======== Texto do documento

Veja abaixo 10 dessas armadilhas dos fundos de previdência:
1. Taxas de administração altas
A regra de evitar as altas taxas de administração não vale apenas para os fundos de investimento comuns como também para os de previdência privada. A maioria dos fundos de aporte inicial baixo oferecidos no varejo cobra altas taxas. Um estudo da consultoria NetQuant, especializada em previdência, já mostrou que a taxa de administração média dos fundos de previdência de varejo que investem apenas em renda fixa é de 2,85% ao ano. Essa taxa é mais alta do que a média praticada entre os fundos de renda fixa comuns, que, no varejo, é 2,39% ao ano, segundo a NetQuant.

================

> [Lista de tarefas]
• 1. Responda, com base no texto sobre fundos de previdência:
(a) Quantas armadilhas dos fundos de previdência o texto anuncia?
(b) Qual é a taxa de administração média dos fundos de previdência de varejo que investem apenas em renda fixa?
(c) Qual é a média dessa taxa entre os fundos de renda fixa comuns no varejo?
• 2. Por favor, reescreva o trecho do texto sobre fundos de previdência que vai de "Veja abaixo 10" até "segundo a NetQuant.", trocando "varejo" por "mercado".

======== Registros fornecidos

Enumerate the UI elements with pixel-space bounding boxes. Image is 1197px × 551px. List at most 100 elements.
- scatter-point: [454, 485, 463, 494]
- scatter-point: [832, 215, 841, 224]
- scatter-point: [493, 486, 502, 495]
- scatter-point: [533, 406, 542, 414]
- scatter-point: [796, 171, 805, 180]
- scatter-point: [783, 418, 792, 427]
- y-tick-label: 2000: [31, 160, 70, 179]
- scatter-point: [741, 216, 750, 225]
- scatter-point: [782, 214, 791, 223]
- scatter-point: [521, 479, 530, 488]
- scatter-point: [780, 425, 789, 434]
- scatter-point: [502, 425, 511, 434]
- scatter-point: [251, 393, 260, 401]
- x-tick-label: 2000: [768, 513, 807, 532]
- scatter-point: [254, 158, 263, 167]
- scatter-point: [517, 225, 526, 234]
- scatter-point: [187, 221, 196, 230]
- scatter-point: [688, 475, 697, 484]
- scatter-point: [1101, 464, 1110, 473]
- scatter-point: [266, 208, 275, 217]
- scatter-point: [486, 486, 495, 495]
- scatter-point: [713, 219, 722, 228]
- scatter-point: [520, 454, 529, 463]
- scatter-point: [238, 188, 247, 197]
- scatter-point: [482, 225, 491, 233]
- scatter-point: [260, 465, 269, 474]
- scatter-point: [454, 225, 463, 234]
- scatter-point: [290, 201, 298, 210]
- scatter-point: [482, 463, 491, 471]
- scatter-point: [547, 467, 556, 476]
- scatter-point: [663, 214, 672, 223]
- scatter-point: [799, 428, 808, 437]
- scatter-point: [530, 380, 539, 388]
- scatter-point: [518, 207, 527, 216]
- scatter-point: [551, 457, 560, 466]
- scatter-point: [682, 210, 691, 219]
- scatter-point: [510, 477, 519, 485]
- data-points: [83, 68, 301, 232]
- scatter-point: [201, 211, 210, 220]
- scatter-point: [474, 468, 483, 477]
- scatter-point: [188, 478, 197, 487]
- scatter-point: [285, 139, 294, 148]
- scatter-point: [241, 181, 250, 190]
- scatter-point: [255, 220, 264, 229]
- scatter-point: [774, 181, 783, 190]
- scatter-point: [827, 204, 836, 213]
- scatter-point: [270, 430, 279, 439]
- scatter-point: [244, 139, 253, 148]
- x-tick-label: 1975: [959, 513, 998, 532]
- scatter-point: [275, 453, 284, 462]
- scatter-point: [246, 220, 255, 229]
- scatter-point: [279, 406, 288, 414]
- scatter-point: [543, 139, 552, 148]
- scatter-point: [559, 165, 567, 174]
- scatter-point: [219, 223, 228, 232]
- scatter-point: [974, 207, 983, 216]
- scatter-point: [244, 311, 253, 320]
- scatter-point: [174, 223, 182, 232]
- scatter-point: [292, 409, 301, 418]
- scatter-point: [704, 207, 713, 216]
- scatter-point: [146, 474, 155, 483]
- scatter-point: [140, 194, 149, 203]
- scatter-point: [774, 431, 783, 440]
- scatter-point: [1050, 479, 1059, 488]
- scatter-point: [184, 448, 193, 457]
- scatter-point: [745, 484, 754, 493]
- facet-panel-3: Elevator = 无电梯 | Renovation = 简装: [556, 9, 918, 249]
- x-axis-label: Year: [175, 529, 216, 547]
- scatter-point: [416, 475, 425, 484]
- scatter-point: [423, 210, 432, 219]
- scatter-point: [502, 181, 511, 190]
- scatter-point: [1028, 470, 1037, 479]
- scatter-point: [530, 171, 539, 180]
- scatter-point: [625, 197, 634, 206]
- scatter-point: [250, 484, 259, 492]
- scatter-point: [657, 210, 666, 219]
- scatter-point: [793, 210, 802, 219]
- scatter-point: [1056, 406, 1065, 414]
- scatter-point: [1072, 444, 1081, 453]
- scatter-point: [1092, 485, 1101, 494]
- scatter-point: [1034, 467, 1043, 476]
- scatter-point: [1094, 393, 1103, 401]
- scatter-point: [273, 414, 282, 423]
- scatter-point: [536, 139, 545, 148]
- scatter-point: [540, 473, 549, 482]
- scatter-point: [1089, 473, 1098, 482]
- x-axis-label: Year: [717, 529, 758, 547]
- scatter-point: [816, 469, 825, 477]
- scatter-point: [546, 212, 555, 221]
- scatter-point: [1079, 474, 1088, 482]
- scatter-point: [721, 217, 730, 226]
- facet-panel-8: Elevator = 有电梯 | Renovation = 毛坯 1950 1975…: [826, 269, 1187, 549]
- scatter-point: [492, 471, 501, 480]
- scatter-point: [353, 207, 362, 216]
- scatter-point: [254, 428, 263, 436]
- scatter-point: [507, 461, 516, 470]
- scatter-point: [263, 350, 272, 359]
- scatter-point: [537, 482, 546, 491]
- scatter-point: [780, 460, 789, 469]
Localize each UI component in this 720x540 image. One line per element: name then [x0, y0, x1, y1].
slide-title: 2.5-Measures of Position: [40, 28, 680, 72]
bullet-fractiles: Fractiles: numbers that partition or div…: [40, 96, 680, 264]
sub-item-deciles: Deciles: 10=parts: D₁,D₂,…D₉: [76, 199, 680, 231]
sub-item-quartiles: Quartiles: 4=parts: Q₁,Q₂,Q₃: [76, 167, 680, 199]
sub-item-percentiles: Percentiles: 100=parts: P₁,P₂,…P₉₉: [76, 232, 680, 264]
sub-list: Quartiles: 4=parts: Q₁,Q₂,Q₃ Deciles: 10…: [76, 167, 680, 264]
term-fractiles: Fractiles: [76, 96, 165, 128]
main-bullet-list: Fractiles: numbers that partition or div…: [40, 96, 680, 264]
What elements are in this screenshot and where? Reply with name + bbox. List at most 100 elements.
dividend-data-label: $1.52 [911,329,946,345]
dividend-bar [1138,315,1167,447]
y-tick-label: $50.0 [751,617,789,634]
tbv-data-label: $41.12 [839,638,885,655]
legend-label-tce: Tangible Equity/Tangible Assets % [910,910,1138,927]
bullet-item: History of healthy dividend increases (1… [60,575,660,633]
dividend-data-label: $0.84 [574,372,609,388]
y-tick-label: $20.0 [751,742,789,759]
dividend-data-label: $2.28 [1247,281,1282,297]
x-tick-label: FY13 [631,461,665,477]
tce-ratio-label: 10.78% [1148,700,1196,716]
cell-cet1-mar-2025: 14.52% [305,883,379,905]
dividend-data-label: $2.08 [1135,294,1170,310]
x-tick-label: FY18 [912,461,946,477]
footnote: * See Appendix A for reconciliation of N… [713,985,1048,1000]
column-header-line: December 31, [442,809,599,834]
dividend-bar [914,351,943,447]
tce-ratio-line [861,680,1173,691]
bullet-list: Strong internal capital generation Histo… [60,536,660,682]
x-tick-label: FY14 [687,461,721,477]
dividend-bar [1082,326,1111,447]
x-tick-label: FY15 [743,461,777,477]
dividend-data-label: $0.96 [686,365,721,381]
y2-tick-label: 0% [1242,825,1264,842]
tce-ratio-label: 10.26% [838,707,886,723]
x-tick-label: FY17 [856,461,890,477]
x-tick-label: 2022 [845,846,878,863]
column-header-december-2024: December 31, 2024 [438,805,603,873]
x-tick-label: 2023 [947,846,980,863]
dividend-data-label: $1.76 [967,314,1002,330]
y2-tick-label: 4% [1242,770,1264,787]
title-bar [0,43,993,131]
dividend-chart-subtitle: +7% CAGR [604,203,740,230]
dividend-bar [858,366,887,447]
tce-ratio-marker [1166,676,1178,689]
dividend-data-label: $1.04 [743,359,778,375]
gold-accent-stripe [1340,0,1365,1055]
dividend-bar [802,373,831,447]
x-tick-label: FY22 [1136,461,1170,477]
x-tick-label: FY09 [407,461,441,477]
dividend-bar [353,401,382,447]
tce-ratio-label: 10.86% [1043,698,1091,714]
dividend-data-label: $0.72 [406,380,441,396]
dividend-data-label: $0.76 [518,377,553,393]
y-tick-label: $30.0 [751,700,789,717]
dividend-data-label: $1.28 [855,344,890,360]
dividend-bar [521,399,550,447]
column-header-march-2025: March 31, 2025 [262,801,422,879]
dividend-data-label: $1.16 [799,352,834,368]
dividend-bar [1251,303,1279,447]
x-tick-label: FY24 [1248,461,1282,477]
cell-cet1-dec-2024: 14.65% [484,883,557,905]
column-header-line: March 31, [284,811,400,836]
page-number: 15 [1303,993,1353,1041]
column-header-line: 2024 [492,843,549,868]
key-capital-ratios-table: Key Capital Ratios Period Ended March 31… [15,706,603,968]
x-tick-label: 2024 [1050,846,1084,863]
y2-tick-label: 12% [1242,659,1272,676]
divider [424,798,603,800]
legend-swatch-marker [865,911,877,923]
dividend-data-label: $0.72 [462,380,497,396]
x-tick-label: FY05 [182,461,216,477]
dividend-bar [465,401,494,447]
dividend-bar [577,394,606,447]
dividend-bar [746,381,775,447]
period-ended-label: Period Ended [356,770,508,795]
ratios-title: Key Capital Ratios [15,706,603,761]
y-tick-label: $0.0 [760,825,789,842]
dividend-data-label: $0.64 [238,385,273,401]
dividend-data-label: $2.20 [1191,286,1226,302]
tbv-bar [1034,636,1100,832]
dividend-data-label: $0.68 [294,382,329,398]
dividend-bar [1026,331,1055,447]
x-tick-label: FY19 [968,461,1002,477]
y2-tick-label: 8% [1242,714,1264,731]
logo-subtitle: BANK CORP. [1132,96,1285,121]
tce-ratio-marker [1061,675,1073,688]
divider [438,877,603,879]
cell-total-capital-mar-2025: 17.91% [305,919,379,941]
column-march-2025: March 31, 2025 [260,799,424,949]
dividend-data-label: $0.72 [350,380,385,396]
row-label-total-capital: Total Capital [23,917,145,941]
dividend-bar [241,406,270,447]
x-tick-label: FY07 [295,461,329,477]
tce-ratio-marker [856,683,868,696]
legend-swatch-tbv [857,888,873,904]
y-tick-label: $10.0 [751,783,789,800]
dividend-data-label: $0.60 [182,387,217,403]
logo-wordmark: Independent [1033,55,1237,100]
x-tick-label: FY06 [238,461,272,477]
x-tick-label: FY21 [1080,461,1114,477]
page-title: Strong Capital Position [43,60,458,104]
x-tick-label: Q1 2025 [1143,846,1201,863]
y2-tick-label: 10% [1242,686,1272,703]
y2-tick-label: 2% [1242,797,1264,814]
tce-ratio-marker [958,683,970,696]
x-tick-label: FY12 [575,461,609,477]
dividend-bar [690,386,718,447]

================

> [As respostas]
• 1.
(a) 10 armadilhas.
(b) 2,85% ao ano.
(c) 2,39% ao ano.

• 2.
Veja abaixo 10 dessas armadilhas dos fundos de previdência:
1. Taxas de administração altas
A regra de evitar as altas taxas de administração não vale apenas para os fundos de investimento comuns como também para os de previdência privada. A maioria dos fundos de aporte inicial baixo oferecidos no mercado cobra altas taxas. Um estudo da consultoria NetQuant, especializada em previdência, já mostrou que a taxa de administração média dos fundos de previdência de mercado que investem apenas em renda fixa é de 2,85% ao ano. Essa taxa é mais alta do que a média praticada entre os fundos de renda fixa comuns, que, no mercado, é 2,39% ao ano, segundo a NetQuant.